(GOAL):
Copy the data exactly as it appears, and do not include any pictures.

(Data entries):
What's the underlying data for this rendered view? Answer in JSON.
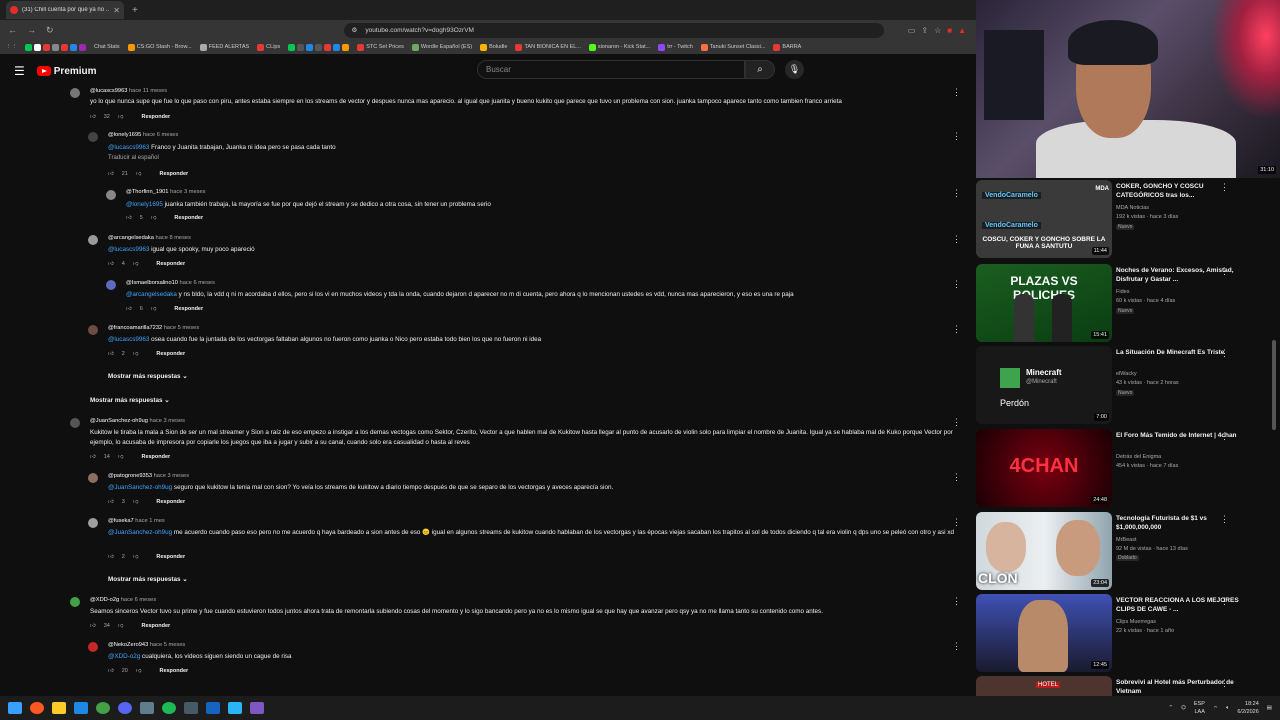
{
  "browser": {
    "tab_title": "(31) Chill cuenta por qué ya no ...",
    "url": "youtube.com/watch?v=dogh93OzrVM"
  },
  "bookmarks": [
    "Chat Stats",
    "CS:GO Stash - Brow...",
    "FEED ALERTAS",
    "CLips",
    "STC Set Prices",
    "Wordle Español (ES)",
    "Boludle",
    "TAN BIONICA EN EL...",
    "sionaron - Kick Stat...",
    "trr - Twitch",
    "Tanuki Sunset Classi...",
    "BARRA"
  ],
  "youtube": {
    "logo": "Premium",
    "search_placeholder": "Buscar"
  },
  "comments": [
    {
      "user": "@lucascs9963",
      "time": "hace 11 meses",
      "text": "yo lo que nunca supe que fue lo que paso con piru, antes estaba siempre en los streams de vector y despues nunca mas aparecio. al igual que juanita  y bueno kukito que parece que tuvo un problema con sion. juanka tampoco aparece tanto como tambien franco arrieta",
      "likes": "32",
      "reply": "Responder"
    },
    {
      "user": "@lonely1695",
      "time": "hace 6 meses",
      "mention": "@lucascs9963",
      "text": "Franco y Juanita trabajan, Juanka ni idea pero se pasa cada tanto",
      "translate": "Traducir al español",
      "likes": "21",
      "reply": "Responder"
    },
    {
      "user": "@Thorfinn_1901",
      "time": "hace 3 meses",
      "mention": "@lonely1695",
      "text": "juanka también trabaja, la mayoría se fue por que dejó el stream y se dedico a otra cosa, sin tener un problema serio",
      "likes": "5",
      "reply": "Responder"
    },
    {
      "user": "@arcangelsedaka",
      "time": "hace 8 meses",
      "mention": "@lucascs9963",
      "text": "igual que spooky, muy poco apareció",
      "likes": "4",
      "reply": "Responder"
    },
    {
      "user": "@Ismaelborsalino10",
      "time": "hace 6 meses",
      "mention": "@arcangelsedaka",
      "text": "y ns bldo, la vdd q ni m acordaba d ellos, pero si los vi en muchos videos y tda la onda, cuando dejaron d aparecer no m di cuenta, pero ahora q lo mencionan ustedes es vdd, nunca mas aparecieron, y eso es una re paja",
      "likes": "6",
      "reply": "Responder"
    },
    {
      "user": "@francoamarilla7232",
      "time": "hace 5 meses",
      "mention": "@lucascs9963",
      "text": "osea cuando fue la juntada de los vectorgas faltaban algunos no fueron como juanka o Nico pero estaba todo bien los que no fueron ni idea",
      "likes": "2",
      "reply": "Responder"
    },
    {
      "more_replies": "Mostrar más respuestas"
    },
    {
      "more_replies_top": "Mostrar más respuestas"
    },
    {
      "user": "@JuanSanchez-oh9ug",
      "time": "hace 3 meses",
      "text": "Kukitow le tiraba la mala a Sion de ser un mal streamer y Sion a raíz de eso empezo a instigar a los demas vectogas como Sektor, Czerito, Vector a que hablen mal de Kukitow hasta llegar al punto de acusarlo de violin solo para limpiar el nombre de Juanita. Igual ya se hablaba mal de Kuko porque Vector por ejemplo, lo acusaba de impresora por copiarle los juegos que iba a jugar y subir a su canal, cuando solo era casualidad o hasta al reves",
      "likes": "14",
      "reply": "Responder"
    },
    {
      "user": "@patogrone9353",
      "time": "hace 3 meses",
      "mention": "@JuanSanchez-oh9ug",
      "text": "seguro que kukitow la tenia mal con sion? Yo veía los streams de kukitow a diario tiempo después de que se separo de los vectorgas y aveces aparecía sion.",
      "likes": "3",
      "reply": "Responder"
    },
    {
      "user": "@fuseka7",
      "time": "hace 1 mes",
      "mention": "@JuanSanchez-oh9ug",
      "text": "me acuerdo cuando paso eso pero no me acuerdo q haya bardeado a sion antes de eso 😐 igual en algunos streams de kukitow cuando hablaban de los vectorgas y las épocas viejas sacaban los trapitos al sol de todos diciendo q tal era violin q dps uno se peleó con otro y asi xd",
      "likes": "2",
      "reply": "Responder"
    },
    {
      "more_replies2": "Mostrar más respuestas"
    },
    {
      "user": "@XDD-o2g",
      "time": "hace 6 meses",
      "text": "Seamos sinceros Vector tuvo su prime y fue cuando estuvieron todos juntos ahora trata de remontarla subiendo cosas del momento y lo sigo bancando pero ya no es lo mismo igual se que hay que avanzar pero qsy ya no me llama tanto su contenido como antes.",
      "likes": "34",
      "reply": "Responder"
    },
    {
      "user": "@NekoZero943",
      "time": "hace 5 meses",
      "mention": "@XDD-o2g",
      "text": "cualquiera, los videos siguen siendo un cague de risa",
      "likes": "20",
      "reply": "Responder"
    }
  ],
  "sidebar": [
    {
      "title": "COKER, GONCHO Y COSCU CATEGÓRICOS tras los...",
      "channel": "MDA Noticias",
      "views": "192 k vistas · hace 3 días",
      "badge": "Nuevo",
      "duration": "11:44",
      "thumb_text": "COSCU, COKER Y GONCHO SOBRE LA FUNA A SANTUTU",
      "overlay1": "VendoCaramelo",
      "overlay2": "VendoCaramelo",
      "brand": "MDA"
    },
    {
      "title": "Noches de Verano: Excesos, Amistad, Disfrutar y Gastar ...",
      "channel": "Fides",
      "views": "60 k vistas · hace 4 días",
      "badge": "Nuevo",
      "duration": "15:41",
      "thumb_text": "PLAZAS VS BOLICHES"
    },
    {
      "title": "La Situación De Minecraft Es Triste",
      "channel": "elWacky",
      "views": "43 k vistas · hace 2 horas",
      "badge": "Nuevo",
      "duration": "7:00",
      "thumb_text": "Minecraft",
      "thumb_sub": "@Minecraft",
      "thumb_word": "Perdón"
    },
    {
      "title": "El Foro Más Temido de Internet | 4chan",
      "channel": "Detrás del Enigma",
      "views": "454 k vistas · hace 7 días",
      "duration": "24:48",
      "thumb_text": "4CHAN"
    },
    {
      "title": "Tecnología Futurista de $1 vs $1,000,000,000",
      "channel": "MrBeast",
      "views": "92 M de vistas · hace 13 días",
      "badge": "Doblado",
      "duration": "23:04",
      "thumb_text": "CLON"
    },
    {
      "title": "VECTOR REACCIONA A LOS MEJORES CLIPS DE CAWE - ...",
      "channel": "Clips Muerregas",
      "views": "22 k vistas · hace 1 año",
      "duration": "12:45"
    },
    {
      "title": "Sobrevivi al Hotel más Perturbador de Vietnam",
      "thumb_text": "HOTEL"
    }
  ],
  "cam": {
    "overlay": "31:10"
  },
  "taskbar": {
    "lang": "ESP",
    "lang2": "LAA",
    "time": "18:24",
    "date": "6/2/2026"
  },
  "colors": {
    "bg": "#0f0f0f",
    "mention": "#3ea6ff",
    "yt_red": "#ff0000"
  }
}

(SOLUTION FOR THIS TASK):
What's the underlying data for this rendered view? Answer in JSON.
{
  "browser": {
    "tab_title": "(31) Chill cuenta por qué ya no ...",
    "url": "youtube.com/watch?v=dogh93OzrVM"
  },
  "bookmarks": [
    "Chat Stats",
    "CS:GO Stash - Brow...",
    "FEED ALERTAS",
    "CLips",
    "STC Set Prices",
    "Wordle Español (ES)",
    "Boludle",
    "TAN BIONICA EN EL...",
    "sionaron - Kick Stat...",
    "trr - Twitch",
    "Tanuki Sunset Classi...",
    "BARRA"
  ],
  "youtube": {
    "logo": "Premium",
    "search_placeholder": "Buscar"
  },
  "comments": [
    {
      "user": "@lucascs9963",
      "time": "hace 11 meses",
      "text": "yo lo que nunca supe que fue lo que paso con piru, antes estaba siempre en los streams de vector y despues nunca mas aparecio. al igual que juanita  y bueno kukito que parece que tuvo un problema con sion. juanka tampoco aparece tanto como tambien franco arrieta",
      "likes": "32",
      "reply": "Responder"
    },
    {
      "user": "@lonely1695",
      "time": "hace 6 meses",
      "mention": "@lucascs9963",
      "text": "Franco y Juanita trabajan, Juanka ni idea pero se pasa cada tanto",
      "translate": "Traducir al español",
      "likes": "21",
      "reply": "Responder"
    },
    {
      "user": "@Thorfinn_1901",
      "time": "hace 3 meses",
      "mention": "@lonely1695",
      "text": "juanka también trabaja, la mayoría se fue por que dejó el stream y se dedico a otra cosa, sin tener un problema serio",
      "likes": "5",
      "reply": "Responder"
    },
    {
      "user": "@arcangelsedaka",
      "time": "hace 8 meses",
      "mention": "@lucascs9963",
      "text": "igual que spooky, muy poco apareció",
      "likes": "4",
      "reply": "Responder"
    },
    {
      "user": "@Ismaelborsalino10",
      "time": "hace 6 meses",
      "mention": "@arcangelsedaka",
      "text": "y ns bldo, la vdd q ni m acordaba d ellos, pero si los vi en muchos videos y tda la onda, cuando dejaron d aparecer no m di cuenta, pero ahora q lo mencionan ustedes es vdd, nunca mas aparecieron, y eso es una re paja",
      "likes": "6",
      "reply": "Responder"
    },
    {
      "user": "@francoamarilla7232",
      "time": "hace 5 meses",
      "mention": "@lucascs9963",
      "text": "osea cuando fue la juntada de los vectorgas faltaban algunos no fueron como juanka o Nico pero estaba todo bien los que no fueron ni idea",
      "likes": "2",
      "reply": "Responder"
    },
    {
      "more_replies": "Mostrar más respuestas"
    },
    {
      "more_replies_top": "Mostrar más respuestas"
    },
    {
      "user": "@JuanSanchez-oh9ug",
      "time": "hace 3 meses",
      "text": "Kukitow le tiraba la mala a Sion de ser un mal streamer y Sion a raíz de eso empezo a instigar a los demas vectogas como Sektor, Czerito, Vector a que hablen mal de Kukitow hasta llegar al punto de acusarlo de violin solo para limpiar el nombre de Juanita. Igual ya se hablaba mal de Kuko porque Vector por ejemplo, lo acusaba de impresora por copiarle los juegos que iba a jugar y subir a su canal, cuando solo era casualidad o hasta al reves",
      "likes": "14",
      "reply": "Responder"
    },
    {
      "user": "@patogrone9353",
      "time": "hace 3 meses",
      "mention": "@JuanSanchez-oh9ug",
      "text": "seguro que kukitow la tenia mal con sion? Yo veía los streams de kukitow a diario tiempo después de que se separo de los vectorgas y aveces aparecía sion.",
      "likes": "3",
      "reply": "Responder"
    },
    {
      "user": "@fuseka7",
      "time": "hace 1 mes",
      "mention": "@JuanSanchez-oh9ug",
      "text": "me acuerdo cuando paso eso pero no me acuerdo q haya bardeado a sion antes de eso 😐 igual en algunos streams de kukitow cuando hablaban de los vectorgas y las épocas viejas sacaban los trapitos al sol de todos diciendo q tal era violin q dps uno se peleó con otro y asi xd",
      "likes": "2",
      "reply": "Responder"
    },
    {
      "more_replies2": "Mostrar más respuestas"
    },
    {
      "user": "@XDD-o2g",
      "time": "hace 6 meses",
      "text": "Seamos sinceros Vector tuvo su prime y fue cuando estuvieron todos juntos ahora trata de remontarla subiendo cosas del momento y lo sigo bancando pero ya no es lo mismo igual se que hay que avanzar pero qsy ya no me llama tanto su contenido como antes.",
      "likes": "34",
      "reply": "Responder"
    },
    {
      "user": "@NekoZero943",
      "time": "hace 5 meses",
      "mention": "@XDD-o2g",
      "text": "cualquiera, los videos siguen siendo un cague de risa",
      "likes": "20",
      "reply": "Responder"
    }
  ],
  "sidebar": [
    {
      "title": "COKER, GONCHO Y COSCU CATEGÓRICOS tras los...",
      "channel": "MDA Noticias",
      "views": "192 k vistas · hace 3 días",
      "badge": "Nuevo",
      "duration": "11:44",
      "thumb_text": "COSCU, COKER Y GONCHO SOBRE LA FUNA A SANTUTU",
      "overlay1": "VendoCaramelo",
      "overlay2": "VendoCaramelo",
      "brand": "MDA"
    },
    {
      "title": "Noches de Verano: Excesos, Amistad, Disfrutar y Gastar ...",
      "channel": "Fides",
      "views": "60 k vistas · hace 4 días",
      "badge": "Nuevo",
      "duration": "15:41",
      "thumb_text": "PLAZAS VS BOLICHES"
    },
    {
      "title": "La Situación De Minecraft Es Triste",
      "channel": "elWacky",
      "views": "43 k vistas · hace 2 horas",
      "badge": "Nuevo",
      "duration": "7:00",
      "thumb_text": "Minecraft",
      "thumb_sub": "@Minecraft",
      "thumb_word": "Perdón"
    },
    {
      "title": "El Foro Más Temido de Internet | 4chan",
      "channel": "Detrás del Enigma",
      "views": "454 k vistas · hace 7 días",
      "duration": "24:48",
      "thumb_text": "4CHAN"
    },
    {
      "title": "Tecnología Futurista de $1 vs $1,000,000,000",
      "channel": "MrBeast",
      "views": "92 M de vistas · hace 13 días",
      "badge": "Doblado",
      "duration": "23:04",
      "thumb_text": "CLON"
    },
    {
      "title": "VECTOR REACCIONA A LOS MEJORES CLIPS DE CAWE - ...",
      "channel": "Clips Muerregas",
      "views": "22 k vistas · hace 1 año",
      "duration": "12:45"
    },
    {
      "title": "Sobrevivi al Hotel más Perturbador de Vietnam",
      "thumb_text": "HOTEL"
    }
  ],
  "cam": {
    "overlay": "31:10"
  },
  "taskbar": {
    "lang": "ESP",
    "lang2": "LAA",
    "time": "18:24",
    "date": "6/2/2026"
  },
  "colors": {
    "bg": "#0f0f0f",
    "mention": "#3ea6ff",
    "yt_red": "#ff0000"
  }
}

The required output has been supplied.